* **TASK INSTRUCTIONS**
Each line containing the word "services" needs to be copied.

[Data entries]
● ● ●
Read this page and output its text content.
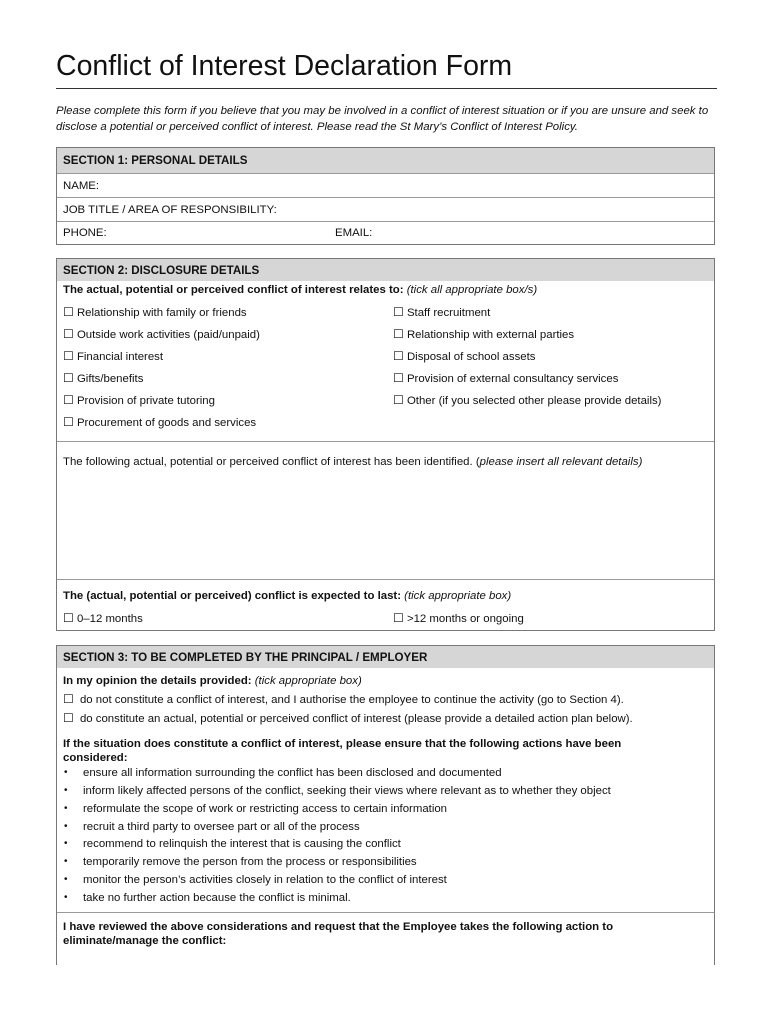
Conflict of Interest Declaration Form
Please complete this form if you believe that you may be involved in a conflict of interest situation or if you are unsure and seek to disclose a potential or perceived conflict of interest. Please read the St Mary’s Conflict of Interest Policy.
SECTION 1: PERSONAL DETAILS
NAME:
JOB TITLE / AREA OF RESPONSIBILITY:
PHONE:	EMAIL:
SECTION 2: DISCLOSURE DETAILS
The actual, potential or perceived conflict of interest relates to: (tick all appropriate box/s)
☐ Relationship with family or friends
☐ Outside work activities (paid/unpaid)
☐ Financial interest
☐ Gifts/benefits
☐ Provision of private tutoring
☐ Procurement of goods and services
☐ Staff recruitment
☐ Relationship with external parties
☐ Disposal of school assets
☐ Provision of external consultancy services
☐ Other (if you selected other please provide details)
The following actual, potential or perceived conflict of interest has been identified. (please insert all relevant details)
The (actual, potential or perceived) conflict is expected to last: (tick appropriate box)
☐ 0–12 months	☐ >12 months or ongoing
SECTION 3: TO BE COMPLETED BY THE PRINCIPAL / EMPLOYER
In my opinion the details provided: (tick appropriate box)
☐ do not constitute a conflict of interest, and I authorise the employee to continue the activity (go to Section 4).
☐ do constitute an actual, potential or perceived conflict of interest (please provide a detailed action plan below).
If the situation does constitute a conflict of interest, please ensure that the following actions have been
considered:
• ensure all information surrounding the conflict has been disclosed and documented
• inform likely affected persons of the conflict, seeking their views where relevant as to whether they object
• reformulate the scope of work or restricting access to certain information
• recruit a third party to oversee part or all of the process
• recommend to relinquish the interest that is causing the conflict
• temporarily remove the person from the process or responsibilities
• monitor the person’s activities closely in relation to the conflict of interest
• take no further action because the conflict is minimal.
I have reviewed the above considerations and request that the Employee takes the following action to
eliminate/manage the conflict:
● ● ●
* **TASK OUTPUT**
☐ Procurement of goods and services
☐ Provision of external consultancy services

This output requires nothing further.